Figure record extracts:
■ ■ ■ ■ ■

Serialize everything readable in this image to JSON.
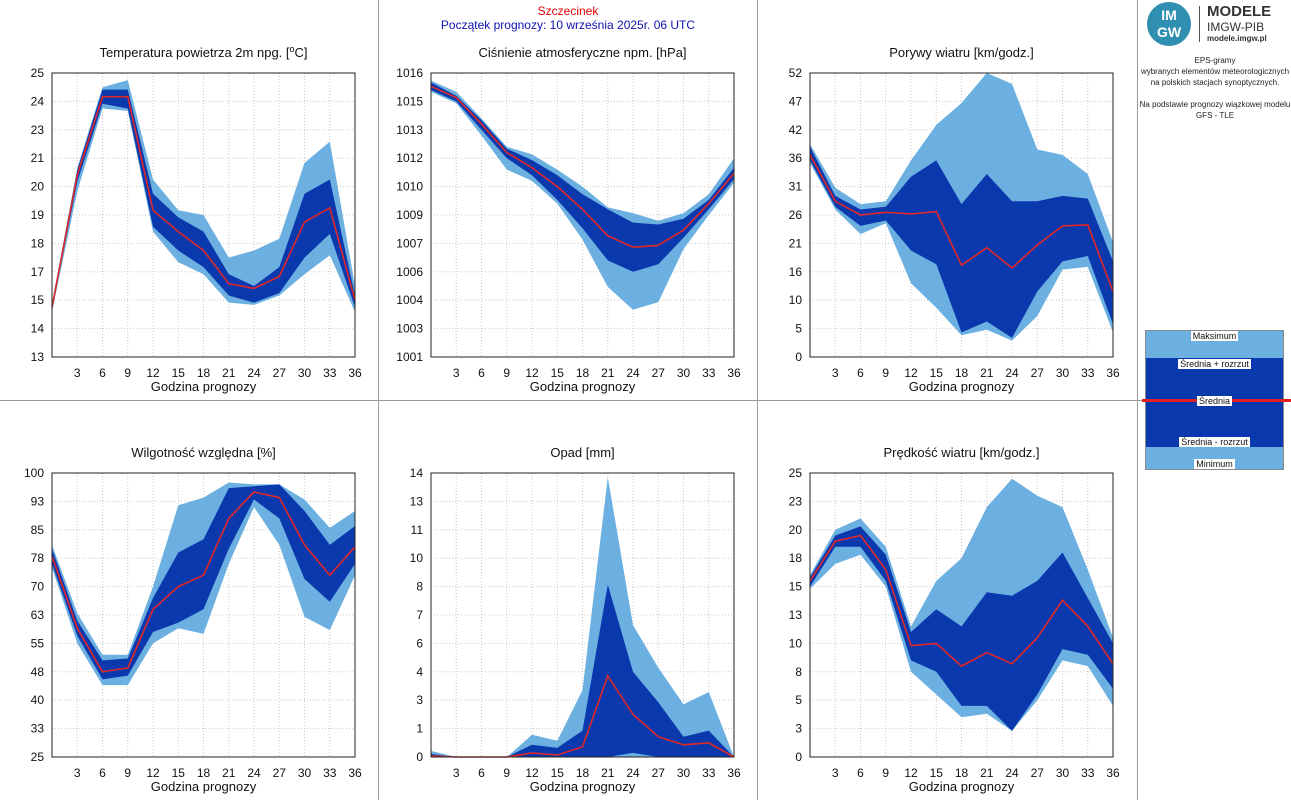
{
  "header": {
    "station": "Szczecinek",
    "forecast_start": "Początek prognozy: 10 września 2025r. 06 UTC"
  },
  "logo": {
    "circle_top": "IM",
    "circle_bottom": "GW",
    "line1": "MODELE",
    "line2": "IMGW-PIB",
    "line3": "modele.imgw.pl"
  },
  "side_description": {
    "line1": "EPS-gramy",
    "line2": "wybranych elementów meteorologicznych",
    "line3": "na polskich stacjach  synoptycznych.",
    "line4": "Na podstawie prognozy wiązkowej modelu",
    "line5": "GFS - TLE"
  },
  "legend": {
    "max": "Maksimum",
    "mean_plus": "Średnia + rozrzut",
    "mean": "Średnia",
    "mean_minus": "Średnia - rozrzut",
    "min": "Minimum"
  },
  "colors": {
    "outer_band": "#6cb0e2",
    "inner_band": "#0a38ad",
    "mean_line": "#e02828",
    "grid": "#c8c8c8",
    "divider": "#9a9a9a"
  },
  "chart_data": [
    {
      "type": "area",
      "title": "Temperatura powietrza 2m npg. [°C]",
      "xlabel": "Godzina prognozy",
      "x": [
        0,
        3,
        6,
        9,
        12,
        15,
        18,
        21,
        24,
        27,
        30,
        33,
        36
      ],
      "x_ticks": [
        "3",
        "6",
        "9",
        "12",
        "15",
        "18",
        "21",
        "24",
        "27",
        "30",
        "33",
        "36"
      ],
      "y_ticks": [
        "13",
        "14",
        "15",
        "17",
        "18",
        "19",
        "20",
        "21",
        "23",
        "24",
        "25"
      ],
      "ylim": [
        13,
        25
      ],
      "series": [
        {
          "name": "Maksimum",
          "values": [
            15.3,
            21.0,
            24.4,
            24.7,
            20.5,
            19.2,
            19.0,
            17.2,
            17.5,
            18.0,
            21.2,
            22.1,
            16.0
          ]
        },
        {
          "name": "Średnia + rozrzut",
          "values": [
            15.2,
            20.9,
            24.3,
            24.3,
            19.9,
            18.9,
            18.3,
            16.5,
            16.0,
            16.8,
            19.9,
            20.5,
            15.6
          ]
        },
        {
          "name": "Średnia",
          "values": [
            15.1,
            20.7,
            24.0,
            24.0,
            19.2,
            18.3,
            17.5,
            16.1,
            15.9,
            16.4,
            18.7,
            19.3,
            15.4
          ]
        },
        {
          "name": "Średnia - rozrzut",
          "values": [
            15.0,
            20.4,
            23.7,
            23.5,
            18.5,
            17.5,
            16.8,
            15.6,
            15.3,
            15.7,
            17.2,
            18.2,
            15.1
          ]
        },
        {
          "name": "Minimum",
          "values": [
            14.9,
            20.0,
            23.5,
            23.4,
            18.3,
            17.0,
            16.5,
            15.3,
            15.2,
            15.6,
            16.5,
            17.3,
            14.9
          ]
        }
      ]
    },
    {
      "type": "area",
      "title": "Ciśnienie atmosferyczne npm. [hPa]",
      "xlabel": "Godzina prognozy",
      "x": [
        0,
        3,
        6,
        9,
        12,
        15,
        18,
        21,
        24,
        27,
        30,
        33,
        36
      ],
      "x_ticks": [
        "3",
        "6",
        "9",
        "12",
        "15",
        "18",
        "21",
        "24",
        "27",
        "30",
        "33",
        "36"
      ],
      "y_ticks": [
        "1001",
        "1003",
        "1004",
        "1006",
        "1007",
        "1009",
        "1010",
        "1012",
        "1013",
        "1015",
        "1016"
      ],
      "ylim": [
        1001,
        1016
      ],
      "series": [
        {
          "name": "Maksimum",
          "values": [
            1015.6,
            1015.0,
            1013.6,
            1012.1,
            1011.7,
            1010.9,
            1010.0,
            1008.9,
            1008.6,
            1008.2,
            1008.6,
            1009.6,
            1011.5
          ]
        },
        {
          "name": "Średnia + rozrzut",
          "values": [
            1015.5,
            1014.8,
            1013.5,
            1012.0,
            1011.4,
            1010.6,
            1009.6,
            1008.8,
            1008.1,
            1008.0,
            1008.3,
            1009.3,
            1011.0
          ]
        },
        {
          "name": "Średnia",
          "values": [
            1015.3,
            1014.7,
            1013.3,
            1011.8,
            1011.0,
            1010.0,
            1008.8,
            1007.4,
            1006.8,
            1006.9,
            1007.7,
            1009.1,
            1010.7
          ]
        },
        {
          "name": "Średnia - rozrzut",
          "values": [
            1015.1,
            1014.5,
            1013.0,
            1011.5,
            1010.6,
            1009.3,
            1007.8,
            1006.1,
            1005.5,
            1005.9,
            1007.3,
            1008.8,
            1010.4
          ]
        },
        {
          "name": "Minimum",
          "values": [
            1015.0,
            1014.4,
            1012.7,
            1010.9,
            1010.3,
            1009.1,
            1007.2,
            1004.7,
            1003.5,
            1003.9,
            1006.7,
            1008.5,
            1010.2
          ]
        }
      ]
    },
    {
      "type": "area",
      "title": "Porywy wiatru [km/godz.]",
      "xlabel": "Godzina prognozy",
      "x": [
        0,
        3,
        6,
        9,
        12,
        15,
        18,
        21,
        24,
        27,
        30,
        33,
        36
      ],
      "x_ticks": [
        "3",
        "6",
        "9",
        "12",
        "15",
        "18",
        "21",
        "24",
        "27",
        "30",
        "33",
        "36"
      ],
      "y_ticks": [
        "0",
        "5",
        "10",
        "16",
        "21",
        "26",
        "31",
        "36",
        "42",
        "47",
        "52"
      ],
      "ylim": [
        0,
        52
      ],
      "series": [
        {
          "name": "Maksimum",
          "values": [
            39.0,
            31.0,
            28.0,
            28.5,
            36.0,
            42.5,
            46.5,
            52.0,
            50.0,
            38.0,
            37.0,
            33.5,
            21.0
          ]
        },
        {
          "name": "Średnia + rozrzut",
          "values": [
            38.5,
            29.5,
            27.0,
            27.5,
            33.0,
            36.0,
            28.0,
            33.5,
            28.5,
            28.5,
            29.5,
            29.0,
            17.5
          ]
        },
        {
          "name": "Średnia",
          "values": [
            37.0,
            28.5,
            26.0,
            26.5,
            26.2,
            26.6,
            16.8,
            20.0,
            16.3,
            20.5,
            24.0,
            24.2,
            12.0
          ]
        },
        {
          "name": "Średnia - rozrzut",
          "values": [
            36.0,
            27.5,
            24.0,
            25.0,
            19.5,
            17.0,
            4.5,
            6.5,
            3.5,
            12.0,
            17.5,
            18.5,
            6.0
          ]
        },
        {
          "name": "Minimum",
          "values": [
            35.5,
            27.0,
            22.5,
            24.5,
            13.5,
            9.0,
            4.0,
            5.0,
            3.0,
            7.5,
            16.0,
            16.5,
            4.5
          ]
        }
      ]
    },
    {
      "type": "area",
      "title": "Wilgotność względna [%]",
      "xlabel": "Godzina prognozy",
      "x": [
        0,
        3,
        6,
        9,
        12,
        15,
        18,
        21,
        24,
        27,
        30,
        33,
        36
      ],
      "x_ticks": [
        "3",
        "6",
        "9",
        "12",
        "15",
        "18",
        "21",
        "24",
        "27",
        "30",
        "33",
        "36"
      ],
      "y_ticks": [
        "25",
        "33",
        "40",
        "48",
        "55",
        "63",
        "70",
        "78",
        "85",
        "93",
        "100"
      ],
      "ylim": [
        25,
        100
      ],
      "series": [
        {
          "name": "Maksimum",
          "values": [
            81.0,
            63.0,
            52.0,
            52.0,
            70.0,
            91.5,
            93.5,
            97.5,
            97.0,
            97.0,
            93.0,
            85.5,
            90.0
          ]
        },
        {
          "name": "Średnia + rozrzut",
          "values": [
            80.0,
            61.0,
            50.5,
            51.0,
            67.0,
            79.0,
            82.5,
            96.0,
            96.5,
            97.0,
            90.0,
            81.0,
            86.0
          ]
        },
        {
          "name": "Średnia",
          "values": [
            78.0,
            59.0,
            47.5,
            48.5,
            64.0,
            70.0,
            73.0,
            88.0,
            95.0,
            93.5,
            81.0,
            73.0,
            80.5
          ]
        },
        {
          "name": "Średnia - rozrzut",
          "values": [
            76.0,
            57.0,
            45.5,
            46.5,
            58.0,
            60.5,
            64.0,
            80.0,
            93.0,
            88.0,
            72.0,
            66.0,
            76.0
          ]
        },
        {
          "name": "Minimum",
          "values": [
            75.0,
            55.0,
            44.0,
            44.0,
            55.0,
            59.0,
            57.5,
            76.0,
            91.0,
            81.0,
            62.0,
            58.5,
            73.0
          ]
        }
      ]
    },
    {
      "type": "area",
      "title": "Opad [mm]",
      "xlabel": "Godzina prognozy",
      "x": [
        0,
        3,
        6,
        9,
        12,
        15,
        18,
        21,
        24,
        27,
        30,
        33,
        36
      ],
      "x_ticks": [
        "3",
        "6",
        "9",
        "12",
        "15",
        "18",
        "21",
        "24",
        "27",
        "30",
        "33",
        "36"
      ],
      "y_ticks": [
        "0",
        "1",
        "3",
        "4",
        "6",
        "7",
        "8",
        "10",
        "11",
        "13",
        "14"
      ],
      "ylim": [
        0,
        14
      ],
      "series": [
        {
          "name": "Maksimum",
          "values": [
            0.3,
            0.0,
            0.0,
            0.0,
            1.1,
            0.8,
            3.3,
            13.8,
            6.5,
            4.4,
            2.6,
            3.2,
            0.0
          ]
        },
        {
          "name": "Średnia + rozrzut",
          "values": [
            0.15,
            0.0,
            0.0,
            0.0,
            0.6,
            0.45,
            1.3,
            8.5,
            4.2,
            2.7,
            1.0,
            1.3,
            0.0
          ]
        },
        {
          "name": "Średnia",
          "values": [
            0.05,
            0.0,
            0.0,
            0.0,
            0.2,
            0.1,
            0.5,
            4.0,
            2.1,
            1.0,
            0.6,
            0.7,
            0.0
          ]
        },
        {
          "name": "Średnia - rozrzut",
          "values": [
            0.0,
            0.0,
            0.0,
            0.0,
            0.0,
            0.0,
            0.0,
            0.0,
            0.2,
            0.0,
            0.0,
            0.0,
            0.0
          ]
        },
        {
          "name": "Minimum",
          "values": [
            0.0,
            0.0,
            0.0,
            0.0,
            0.0,
            0.0,
            0.0,
            0.0,
            0.0,
            0.0,
            0.0,
            0.0,
            0.0
          ]
        }
      ]
    },
    {
      "type": "area",
      "title": "Prędkość wiatru [km/godz.]",
      "xlabel": "Godzina prognozy",
      "x": [
        0,
        3,
        6,
        9,
        12,
        15,
        18,
        21,
        24,
        27,
        30,
        33,
        36
      ],
      "x_ticks": [
        "3",
        "6",
        "9",
        "12",
        "15",
        "18",
        "21",
        "24",
        "27",
        "30",
        "33",
        "36"
      ],
      "y_ticks": [
        "0",
        "3",
        "5",
        "8",
        "10",
        "13",
        "15",
        "18",
        "20",
        "23",
        "25"
      ],
      "ylim": [
        0,
        25
      ],
      "series": [
        {
          "name": "Maksimum",
          "values": [
            16.0,
            20.0,
            21.0,
            18.5,
            11.5,
            15.5,
            17.5,
            22.0,
            24.5,
            23.0,
            22.0,
            16.5,
            10.5
          ]
        },
        {
          "name": "Średnia + rozrzut",
          "values": [
            15.8,
            19.5,
            20.3,
            17.8,
            11.0,
            13.0,
            11.5,
            14.5,
            14.2,
            15.5,
            18.0,
            14.0,
            10.0
          ]
        },
        {
          "name": "Średnia",
          "values": [
            15.5,
            19.0,
            19.5,
            16.5,
            9.8,
            10.0,
            8.0,
            9.2,
            8.2,
            10.5,
            13.8,
            11.5,
            8.2
          ]
        },
        {
          "name": "Średnia - rozrzut",
          "values": [
            15.0,
            18.5,
            18.5,
            15.5,
            8.5,
            7.5,
            4.5,
            4.5,
            2.3,
            5.5,
            9.5,
            9.0,
            6.0
          ]
        },
        {
          "name": "Minimum",
          "values": [
            14.8,
            17.0,
            17.8,
            15.0,
            7.5,
            5.5,
            3.5,
            3.8,
            2.3,
            5.0,
            8.5,
            8.0,
            4.5
          ]
        }
      ]
    }
  ]
}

■ ■ ■ ■ ■

**WRITTEN EXERCISE**
Across the data above, how many lines include the word "title"? Give only the count.

**CORRECT ANSWER**
6